REQUEST »
Repeat all entries exactly.

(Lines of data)
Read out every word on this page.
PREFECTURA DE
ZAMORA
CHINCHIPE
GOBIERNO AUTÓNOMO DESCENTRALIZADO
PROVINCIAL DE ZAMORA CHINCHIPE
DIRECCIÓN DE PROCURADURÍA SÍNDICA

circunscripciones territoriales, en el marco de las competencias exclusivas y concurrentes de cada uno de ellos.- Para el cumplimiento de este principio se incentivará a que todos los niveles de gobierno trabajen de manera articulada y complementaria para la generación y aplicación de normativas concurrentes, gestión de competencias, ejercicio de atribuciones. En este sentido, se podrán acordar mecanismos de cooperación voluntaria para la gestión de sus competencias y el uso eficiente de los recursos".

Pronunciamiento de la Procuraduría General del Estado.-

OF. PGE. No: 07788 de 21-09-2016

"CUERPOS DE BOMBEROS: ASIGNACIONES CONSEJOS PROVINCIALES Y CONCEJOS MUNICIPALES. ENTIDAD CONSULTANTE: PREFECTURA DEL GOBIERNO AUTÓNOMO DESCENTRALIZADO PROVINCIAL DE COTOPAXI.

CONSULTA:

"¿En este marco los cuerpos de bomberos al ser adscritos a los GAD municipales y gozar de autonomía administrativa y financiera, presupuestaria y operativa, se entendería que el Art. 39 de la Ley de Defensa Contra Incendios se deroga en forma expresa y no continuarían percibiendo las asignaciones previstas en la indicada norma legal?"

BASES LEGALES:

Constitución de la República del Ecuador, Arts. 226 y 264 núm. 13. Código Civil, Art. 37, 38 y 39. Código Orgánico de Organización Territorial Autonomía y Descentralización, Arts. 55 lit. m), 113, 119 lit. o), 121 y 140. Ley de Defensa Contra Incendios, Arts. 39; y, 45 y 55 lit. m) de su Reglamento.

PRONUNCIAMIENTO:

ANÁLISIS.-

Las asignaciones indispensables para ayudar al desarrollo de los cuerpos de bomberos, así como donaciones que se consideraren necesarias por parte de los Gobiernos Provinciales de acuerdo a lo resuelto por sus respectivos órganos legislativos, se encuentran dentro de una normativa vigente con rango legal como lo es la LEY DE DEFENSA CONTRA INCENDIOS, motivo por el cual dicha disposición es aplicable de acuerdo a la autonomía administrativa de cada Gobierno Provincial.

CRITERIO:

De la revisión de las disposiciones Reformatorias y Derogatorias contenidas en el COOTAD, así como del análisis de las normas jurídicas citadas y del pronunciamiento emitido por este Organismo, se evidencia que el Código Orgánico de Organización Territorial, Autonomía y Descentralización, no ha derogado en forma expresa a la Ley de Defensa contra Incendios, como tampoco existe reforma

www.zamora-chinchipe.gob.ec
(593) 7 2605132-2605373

IN RESPONSE »
Read out every word on this page.
PREFECTURA DE
ZAMORA
CHINCHIPE
GOBIERNO AUTÓNOMO DESCENTRALIZADO
PROVINCIAL DE ZAMORA CHINCHIPE
DIRECCIÓN DE PROCURADURÍA SÍNDICA

circunscripciones territoriales, en el marco de las competencias exclusivas y concurrentes de cada uno de ellos.- Para el cumplimiento de este principio se incentivará a que todos los niveles de gobierno trabajen de manera articulada y complementaria para la generación y aplicación de normativas concurrentes, gestión de competencias, ejercicio de atribuciones. En este sentido, se podrán acordar mecanismos de cooperación voluntaria para la gestión de sus competencias y el uso eficiente de los recursos".

Pronunciamiento de la Procuraduría General del Estado.-

OF. PGE. No: 07788 de 21-09-2016

"CUERPOS DE BOMBEROS: ASIGNACIONES CONSEJOS PROVINCIALES Y CONCEJOS MUNICIPALES. ENTIDAD CONSULTANTE: PREFECTURA DEL GOBIERNO AUTÓNOMO DESCENTRALIZADO PROVINCIAL DE COTOPAXI.

CONSULTA:

"¿En este marco los cuerpos de bomberos al ser adscritos a los GAD municipales y gozar de autonomía administrativa y financiera, presupuestaria y operativa, se entendería que el Art. 39 de la Ley de Defensa Contra Incendios se deroga en forma expresa y no continuarían percibiendo las asignaciones previstas en la indicada norma legal?"

BASES LEGALES:

Constitución de la República del Ecuador, Arts. 226 y 264 núm. 13. Código Civil, Art. 37, 38 y 39. Código Orgánico de Organización Territorial Autonomía y Descentralización, Arts. 55 lit. m), 113, 119 lit. o), 121 y 140. Ley de Defensa Contra Incendios, Arts. 39; y, 45 y 55 lit. m) de su Reglamento.

PRONUNCIAMIENTO:

ANÁLISIS.-

Las asignaciones indispensables para ayudar al desarrollo de los cuerpos de bomberos, así como donaciones que se consideraren necesarias por parte de los Gobiernos Provinciales de acuerdo a lo resuelto por sus respectivos órganos legislativos, se encuentran dentro de una normativa vigente con rango legal como lo es la LEY DE DEFENSA CONTRA INCENDIOS, motivo por el cual dicha disposición es aplicable de acuerdo a la autonomía administrativa de cada Gobierno Provincial.

CRITERIO:

De la revisión de las disposiciones Reformatorias y Derogatorias contenidas en el COOTAD, así como del análisis de las normas jurídicas citadas y del pronunciamiento emitido por este Organismo, se evidencia que el Código Orgánico de Organización Territorial, Autonomía y Descentralización, no ha derogado en forma expresa a la Ley de Defensa contra Incendios, como tampoco existe reforma

www.zamora-chinchipe.gob.ec
(593) 7 2605132-2605373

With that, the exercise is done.